- _Exercise directions_: Below are some records; give them all again exactly, but not the pictures.

[Recorded data]
───
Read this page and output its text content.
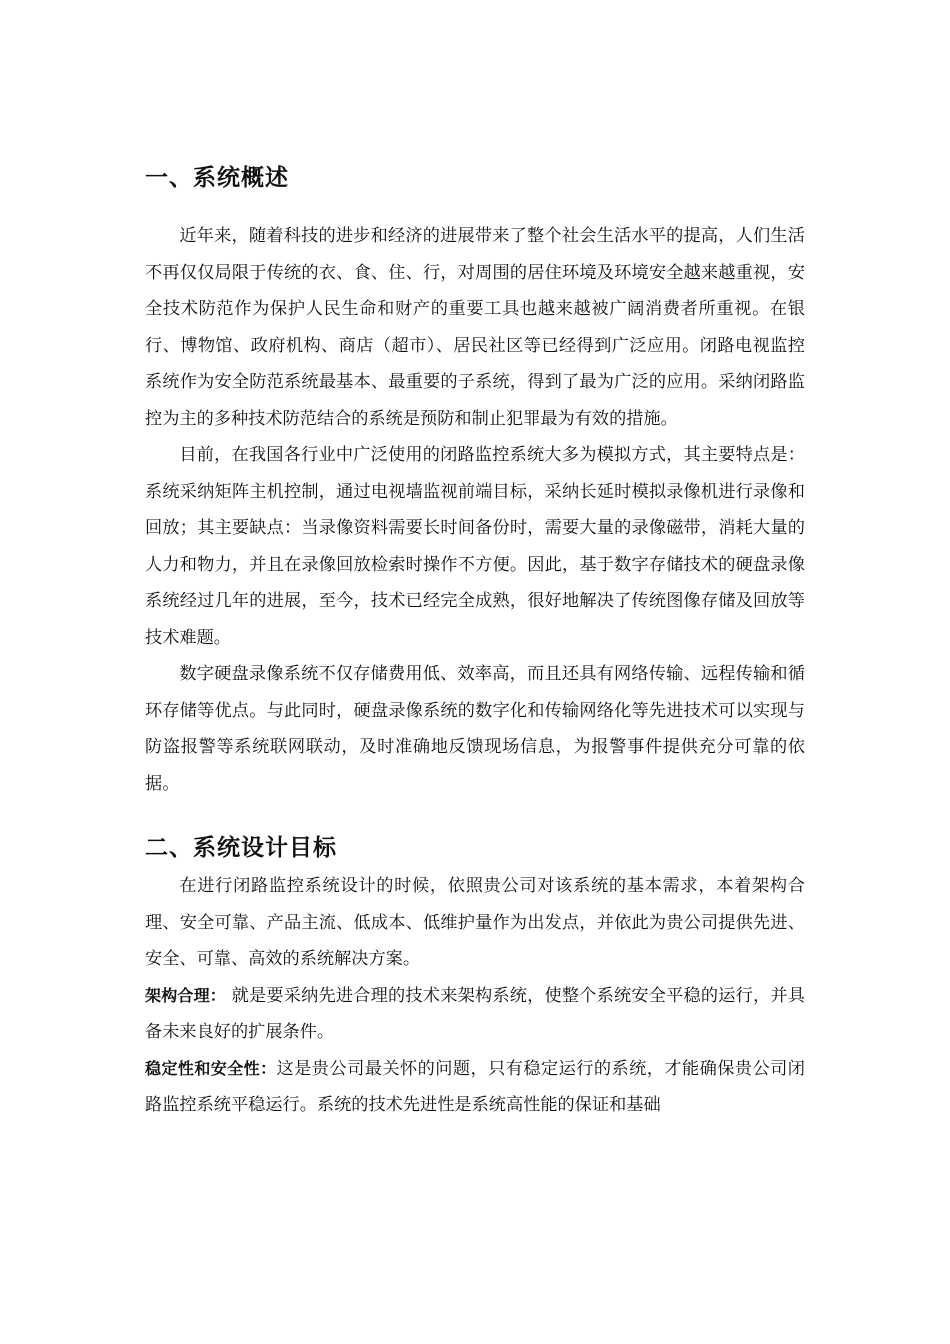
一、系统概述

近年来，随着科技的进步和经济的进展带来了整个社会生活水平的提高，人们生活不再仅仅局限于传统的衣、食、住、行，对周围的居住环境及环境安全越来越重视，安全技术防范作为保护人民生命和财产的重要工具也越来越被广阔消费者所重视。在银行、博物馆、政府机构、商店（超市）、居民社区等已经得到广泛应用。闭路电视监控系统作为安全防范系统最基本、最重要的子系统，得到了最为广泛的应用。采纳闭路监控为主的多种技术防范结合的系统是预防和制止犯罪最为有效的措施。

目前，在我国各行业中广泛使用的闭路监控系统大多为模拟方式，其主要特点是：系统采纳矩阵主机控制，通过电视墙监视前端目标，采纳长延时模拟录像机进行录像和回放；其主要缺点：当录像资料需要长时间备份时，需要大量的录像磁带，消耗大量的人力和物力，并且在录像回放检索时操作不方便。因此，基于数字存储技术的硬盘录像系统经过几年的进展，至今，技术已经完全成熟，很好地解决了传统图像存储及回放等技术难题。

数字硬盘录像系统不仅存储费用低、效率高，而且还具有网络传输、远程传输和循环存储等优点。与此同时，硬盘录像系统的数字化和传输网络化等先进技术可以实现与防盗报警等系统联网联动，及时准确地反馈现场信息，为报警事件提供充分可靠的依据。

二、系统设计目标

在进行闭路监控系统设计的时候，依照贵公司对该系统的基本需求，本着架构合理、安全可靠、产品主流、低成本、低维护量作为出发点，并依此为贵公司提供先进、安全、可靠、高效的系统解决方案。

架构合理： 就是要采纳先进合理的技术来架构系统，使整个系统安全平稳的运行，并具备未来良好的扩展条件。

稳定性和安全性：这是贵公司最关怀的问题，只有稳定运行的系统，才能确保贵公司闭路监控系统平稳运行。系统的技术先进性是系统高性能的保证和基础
───
- _Task output_:
Read this page and output its text content.
一、系统概述

近年来，随着科技的进步和经济的进展带来了整个社会生活水平的提高，人们生活不再仅仅局限于传统的衣、食、住、行，对周围的居住环境及环境安全越来越重视，安全技术防范作为保护人民生命和财产的重要工具也越来越被广阔消费者所重视。在银行、博物馆、政府机构、商店（超市）、居民社区等已经得到广泛应用。闭路电视监控系统作为安全防范系统最基本、最重要的子系统，得到了最为广泛的应用。采纳闭路监控为主的多种技术防范结合的系统是预防和制止犯罪最为有效的措施。

目前，在我国各行业中广泛使用的闭路监控系统大多为模拟方式，其主要特点是：系统采纳矩阵主机控制，通过电视墙监视前端目标，采纳长延时模拟录像机进行录像和回放；其主要缺点：当录像资料需要长时间备份时，需要大量的录像磁带，消耗大量的人力和物力，并且在录像回放检索时操作不方便。因此，基于数字存储技术的硬盘录像系统经过几年的进展，至今，技术已经完全成熟，很好地解决了传统图像存储及回放等技术难题。

数字硬盘录像系统不仅存储费用低、效率高，而且还具有网络传输、远程传输和循环存储等优点。与此同时，硬盘录像系统的数字化和传输网络化等先进技术可以实现与防盗报警等系统联网联动，及时准确地反馈现场信息，为报警事件提供充分可靠的依据。

二、系统设计目标

在进行闭路监控系统设计的时候，依照贵公司对该系统的基本需求，本着架构合理、安全可靠、产品主流、低成本、低维护量作为出发点，并依此为贵公司提供先进、安全、可靠、高效的系统解决方案。

架构合理： 就是要采纳先进合理的技术来架构系统，使整个系统安全平稳的运行，并具备未来良好的扩展条件。

稳定性和安全性：这是贵公司最关怀的问题，只有稳定运行的系统，才能确保贵公司闭路监控系统平稳运行。系统的技术先进性是系统高性能的保证和基础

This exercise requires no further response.